* Excerpted passage *
--------------------

By: Tammie Smith, Times-Dispatch, 3/19/2012
Q: Is it true that eating locally produced bee honey can help tame seasonal allergies?
A: I heard a local beekeeper say as much recently, and anecdotally some people may find relief, but there are not enough scientific studies to say it works more often than not.
The idea behind it is immunotherapy, in which an allergic person exposes himself over time to tiny amounts of the substance to which they are allergic. Eventually, the reasoning goes, the person is no longer bothered by the allergen.
The medical literature has little on using local bee honey as immunotherapy for allergies, but many of the beekeeping and natural living blogs promote it.
Some also caution that some people may actually have severe allergic reactions to bee honey, which have been reported.
Two small studies that have examined the issue have different results.
In the Annals of Allergy, Asthma and Immunology in 2002, researchers at the University of Connecticut reported on a study that involved 36 people with allergic rhinitis. Participants were randomly assigned to three groups. One group got locally collected honey, one group got nationally collected honey and one group got a placebo substance without honey. There was no difference in relief of allergy symptoms among the three groups.
In a study published in an online version of the International Archives of Allergy and Immunology in 2010, researchers at the South Karelia Allergy and Environment Institute in Finland examined whether taking birch pollen honey or regular honey before allergy season had an effect on how much medication people needed during allergy season. There was also a control group that used traditional medicine. The study found that those who used birch pollen honey (birch pollen added to honey) preseasonally had better control of their symptoms than people who used conventional medication and slightly better control than those who used regular honey.

--------------------

* Supplied information *
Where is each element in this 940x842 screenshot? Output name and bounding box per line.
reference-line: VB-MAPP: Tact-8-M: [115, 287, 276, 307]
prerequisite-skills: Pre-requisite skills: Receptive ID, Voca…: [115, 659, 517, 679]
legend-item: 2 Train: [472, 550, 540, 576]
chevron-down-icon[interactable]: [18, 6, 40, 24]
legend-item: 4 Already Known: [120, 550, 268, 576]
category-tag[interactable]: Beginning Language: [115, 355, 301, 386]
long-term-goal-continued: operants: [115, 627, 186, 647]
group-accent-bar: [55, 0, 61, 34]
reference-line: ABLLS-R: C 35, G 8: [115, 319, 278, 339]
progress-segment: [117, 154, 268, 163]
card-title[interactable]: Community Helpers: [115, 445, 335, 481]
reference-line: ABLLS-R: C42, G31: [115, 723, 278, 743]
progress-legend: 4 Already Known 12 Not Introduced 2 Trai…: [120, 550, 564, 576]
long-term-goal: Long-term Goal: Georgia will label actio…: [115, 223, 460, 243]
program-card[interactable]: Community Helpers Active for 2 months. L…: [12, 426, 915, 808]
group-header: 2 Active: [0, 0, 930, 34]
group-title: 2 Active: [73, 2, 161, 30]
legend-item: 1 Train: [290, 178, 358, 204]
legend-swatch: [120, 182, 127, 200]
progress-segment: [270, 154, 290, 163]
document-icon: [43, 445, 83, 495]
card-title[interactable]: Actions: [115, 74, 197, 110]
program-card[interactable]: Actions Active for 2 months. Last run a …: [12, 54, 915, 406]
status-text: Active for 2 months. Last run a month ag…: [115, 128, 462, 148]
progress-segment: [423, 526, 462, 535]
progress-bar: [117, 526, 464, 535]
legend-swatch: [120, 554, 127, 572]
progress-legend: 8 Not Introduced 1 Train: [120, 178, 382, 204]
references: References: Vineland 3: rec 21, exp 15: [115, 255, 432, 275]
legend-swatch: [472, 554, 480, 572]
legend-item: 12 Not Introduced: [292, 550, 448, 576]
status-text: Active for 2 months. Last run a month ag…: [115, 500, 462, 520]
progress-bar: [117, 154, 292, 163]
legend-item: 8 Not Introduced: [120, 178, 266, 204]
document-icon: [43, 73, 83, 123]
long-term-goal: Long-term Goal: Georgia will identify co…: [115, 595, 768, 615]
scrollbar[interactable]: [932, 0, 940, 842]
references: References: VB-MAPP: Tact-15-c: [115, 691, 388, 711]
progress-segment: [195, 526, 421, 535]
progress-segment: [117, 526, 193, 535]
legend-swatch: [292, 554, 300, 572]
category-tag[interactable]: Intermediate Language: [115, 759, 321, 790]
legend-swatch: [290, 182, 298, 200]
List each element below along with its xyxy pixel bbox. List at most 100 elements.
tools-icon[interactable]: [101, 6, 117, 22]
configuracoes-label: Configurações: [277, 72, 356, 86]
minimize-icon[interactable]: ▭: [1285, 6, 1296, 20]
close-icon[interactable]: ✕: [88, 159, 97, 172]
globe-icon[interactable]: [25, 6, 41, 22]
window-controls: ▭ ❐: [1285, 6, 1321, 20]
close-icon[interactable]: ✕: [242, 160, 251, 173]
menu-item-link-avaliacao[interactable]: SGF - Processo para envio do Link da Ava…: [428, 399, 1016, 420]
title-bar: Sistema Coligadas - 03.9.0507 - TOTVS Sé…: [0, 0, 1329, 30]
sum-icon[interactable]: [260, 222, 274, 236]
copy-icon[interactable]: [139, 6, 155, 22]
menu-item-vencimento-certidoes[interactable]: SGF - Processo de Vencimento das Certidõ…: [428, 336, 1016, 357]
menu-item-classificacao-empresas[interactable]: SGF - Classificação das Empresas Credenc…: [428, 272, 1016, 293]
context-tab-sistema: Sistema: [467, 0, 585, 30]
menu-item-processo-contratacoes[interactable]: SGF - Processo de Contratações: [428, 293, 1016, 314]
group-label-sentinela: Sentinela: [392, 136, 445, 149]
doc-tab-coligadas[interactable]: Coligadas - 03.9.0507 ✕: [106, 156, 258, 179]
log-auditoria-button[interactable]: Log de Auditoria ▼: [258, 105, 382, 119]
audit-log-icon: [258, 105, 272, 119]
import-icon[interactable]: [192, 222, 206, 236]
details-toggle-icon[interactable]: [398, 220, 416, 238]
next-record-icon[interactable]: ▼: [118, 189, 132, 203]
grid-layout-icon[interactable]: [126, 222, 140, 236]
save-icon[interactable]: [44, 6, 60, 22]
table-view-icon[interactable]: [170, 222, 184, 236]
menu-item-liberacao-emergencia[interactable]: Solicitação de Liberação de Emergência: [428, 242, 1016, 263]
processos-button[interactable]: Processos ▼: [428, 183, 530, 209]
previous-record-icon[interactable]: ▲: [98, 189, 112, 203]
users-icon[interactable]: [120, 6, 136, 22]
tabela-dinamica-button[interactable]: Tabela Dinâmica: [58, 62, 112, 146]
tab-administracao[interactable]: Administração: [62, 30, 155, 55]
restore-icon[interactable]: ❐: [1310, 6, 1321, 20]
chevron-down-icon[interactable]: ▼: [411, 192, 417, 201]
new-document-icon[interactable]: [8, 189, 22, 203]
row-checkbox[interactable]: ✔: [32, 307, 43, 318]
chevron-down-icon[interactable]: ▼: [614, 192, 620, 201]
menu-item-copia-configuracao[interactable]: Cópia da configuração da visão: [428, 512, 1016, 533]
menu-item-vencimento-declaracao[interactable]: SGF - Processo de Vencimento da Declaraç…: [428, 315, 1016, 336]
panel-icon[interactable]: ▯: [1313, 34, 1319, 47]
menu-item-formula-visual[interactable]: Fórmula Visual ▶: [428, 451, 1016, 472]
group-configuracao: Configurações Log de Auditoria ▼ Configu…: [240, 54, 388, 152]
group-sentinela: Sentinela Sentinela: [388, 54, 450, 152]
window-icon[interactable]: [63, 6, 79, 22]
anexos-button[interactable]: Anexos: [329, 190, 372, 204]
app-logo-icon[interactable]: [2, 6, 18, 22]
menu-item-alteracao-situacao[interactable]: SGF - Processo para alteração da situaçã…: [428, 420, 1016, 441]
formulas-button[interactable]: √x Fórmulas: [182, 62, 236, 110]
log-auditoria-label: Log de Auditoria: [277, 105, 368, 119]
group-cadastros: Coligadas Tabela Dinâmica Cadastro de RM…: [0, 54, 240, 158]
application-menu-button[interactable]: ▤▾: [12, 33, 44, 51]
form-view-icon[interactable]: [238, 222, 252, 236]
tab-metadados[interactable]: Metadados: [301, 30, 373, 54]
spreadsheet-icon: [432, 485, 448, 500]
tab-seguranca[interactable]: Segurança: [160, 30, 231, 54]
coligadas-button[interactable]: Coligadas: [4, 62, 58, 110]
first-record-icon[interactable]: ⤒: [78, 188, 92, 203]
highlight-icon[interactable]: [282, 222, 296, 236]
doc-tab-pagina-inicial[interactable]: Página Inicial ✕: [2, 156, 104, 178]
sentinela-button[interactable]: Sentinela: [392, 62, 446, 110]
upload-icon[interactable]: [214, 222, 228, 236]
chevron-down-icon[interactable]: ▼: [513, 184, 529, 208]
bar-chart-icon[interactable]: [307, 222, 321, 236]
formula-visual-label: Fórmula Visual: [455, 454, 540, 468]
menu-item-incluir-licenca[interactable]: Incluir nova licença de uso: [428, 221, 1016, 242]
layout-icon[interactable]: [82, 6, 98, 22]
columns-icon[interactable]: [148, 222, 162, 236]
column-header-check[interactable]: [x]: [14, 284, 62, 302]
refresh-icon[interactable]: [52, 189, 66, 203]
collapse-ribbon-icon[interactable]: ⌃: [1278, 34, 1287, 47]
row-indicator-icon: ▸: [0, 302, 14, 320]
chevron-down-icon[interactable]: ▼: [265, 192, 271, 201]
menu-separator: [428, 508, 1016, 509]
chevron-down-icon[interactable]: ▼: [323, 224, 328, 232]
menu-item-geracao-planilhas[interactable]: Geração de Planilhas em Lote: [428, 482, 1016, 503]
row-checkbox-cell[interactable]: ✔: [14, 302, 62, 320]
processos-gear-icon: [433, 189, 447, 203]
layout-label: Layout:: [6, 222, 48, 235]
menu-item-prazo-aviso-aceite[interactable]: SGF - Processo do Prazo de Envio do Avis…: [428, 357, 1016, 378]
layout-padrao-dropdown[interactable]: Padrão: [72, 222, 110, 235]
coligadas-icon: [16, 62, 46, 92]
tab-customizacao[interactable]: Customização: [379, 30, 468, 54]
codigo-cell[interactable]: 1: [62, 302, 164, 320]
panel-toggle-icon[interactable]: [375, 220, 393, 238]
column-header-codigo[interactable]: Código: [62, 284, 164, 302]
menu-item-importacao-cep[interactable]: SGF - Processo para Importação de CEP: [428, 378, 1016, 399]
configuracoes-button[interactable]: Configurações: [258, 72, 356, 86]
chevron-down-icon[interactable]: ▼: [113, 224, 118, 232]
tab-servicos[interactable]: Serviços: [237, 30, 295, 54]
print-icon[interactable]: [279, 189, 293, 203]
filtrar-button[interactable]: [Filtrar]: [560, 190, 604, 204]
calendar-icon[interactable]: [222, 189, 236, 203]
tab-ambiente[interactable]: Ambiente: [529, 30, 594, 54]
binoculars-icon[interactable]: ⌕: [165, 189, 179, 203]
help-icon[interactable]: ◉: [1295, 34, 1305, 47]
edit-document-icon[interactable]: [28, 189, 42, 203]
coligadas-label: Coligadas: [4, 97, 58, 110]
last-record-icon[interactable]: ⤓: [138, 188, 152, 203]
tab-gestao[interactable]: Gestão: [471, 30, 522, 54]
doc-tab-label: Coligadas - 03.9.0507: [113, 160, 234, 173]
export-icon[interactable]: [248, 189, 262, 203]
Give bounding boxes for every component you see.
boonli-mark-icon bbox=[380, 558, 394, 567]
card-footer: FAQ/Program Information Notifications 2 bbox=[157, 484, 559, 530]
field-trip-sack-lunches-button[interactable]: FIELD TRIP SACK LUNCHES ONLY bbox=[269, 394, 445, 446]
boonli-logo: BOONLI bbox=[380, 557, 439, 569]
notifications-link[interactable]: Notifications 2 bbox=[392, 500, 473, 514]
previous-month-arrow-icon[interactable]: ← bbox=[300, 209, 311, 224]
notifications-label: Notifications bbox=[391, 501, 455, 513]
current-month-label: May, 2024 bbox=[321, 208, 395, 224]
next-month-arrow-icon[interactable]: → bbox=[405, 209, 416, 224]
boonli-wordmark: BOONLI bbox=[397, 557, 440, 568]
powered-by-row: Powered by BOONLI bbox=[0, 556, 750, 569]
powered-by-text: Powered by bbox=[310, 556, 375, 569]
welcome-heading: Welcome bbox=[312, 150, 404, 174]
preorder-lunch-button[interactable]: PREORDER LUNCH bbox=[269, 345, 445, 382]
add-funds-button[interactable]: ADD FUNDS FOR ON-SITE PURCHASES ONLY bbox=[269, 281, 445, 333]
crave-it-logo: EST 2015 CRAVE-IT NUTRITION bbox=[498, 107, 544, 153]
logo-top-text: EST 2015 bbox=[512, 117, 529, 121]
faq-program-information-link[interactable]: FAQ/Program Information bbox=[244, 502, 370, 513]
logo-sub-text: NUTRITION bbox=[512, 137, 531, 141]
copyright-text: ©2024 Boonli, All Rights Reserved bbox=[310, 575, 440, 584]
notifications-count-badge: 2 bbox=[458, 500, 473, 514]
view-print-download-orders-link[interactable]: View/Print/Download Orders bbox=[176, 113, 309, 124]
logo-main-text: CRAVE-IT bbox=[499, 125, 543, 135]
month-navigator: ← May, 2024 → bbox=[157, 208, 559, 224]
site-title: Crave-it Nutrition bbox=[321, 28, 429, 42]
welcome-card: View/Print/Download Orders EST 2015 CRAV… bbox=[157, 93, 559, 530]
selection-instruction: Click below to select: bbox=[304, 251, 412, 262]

--------------------

* What to work on *
[1] Return the part of the honey and allergies column from "By: Tammie Smith, Times-Dispatch, 3/19/2012" to "have different results.", copied word for word.
[2] Rewrite the paragraph of the honey and allergies column that begins "In the Annals of Allergy" as a short bulleted list, keeping its main facts.

* Solved problems *
[1]
By: Tammie Smith, Times-Dispatch, 3/19/2012
Q: Is it true that eating locally produced bee honey can help tame seasonal allergies?
A: I heard a local beekeeper say as much recently, and anecdotally some people may find relief, but there are not enough scientific studies to say it works more often than not.
The idea behind it is immunotherapy, in which an allergic person exposes himself over time to tiny amounts of the substance to which they are allergic. Eventually, the reasoning goes, the person is no longer bothered by the allergen.
The medical literature has little on using local bee honey as immunotherapy for allergies, but many of the beekeeping and natural living blogs promote it.
Some also caution that some people may actually have severe allergic reactions to bee honey, which have been reported.
Two small studies that have examined the issue have different results.

[2]
- Published in the Annals of Allergy, Asthma and Immunology in 2002 by researchers at the University of Connecticut
- 36 people with allergic rhinitis took part
- Participants were randomly assigned to three groups: locally collected honey, nationally collected honey, or a placebo without honey
- The three groups showed no difference in relief of allergy symptoms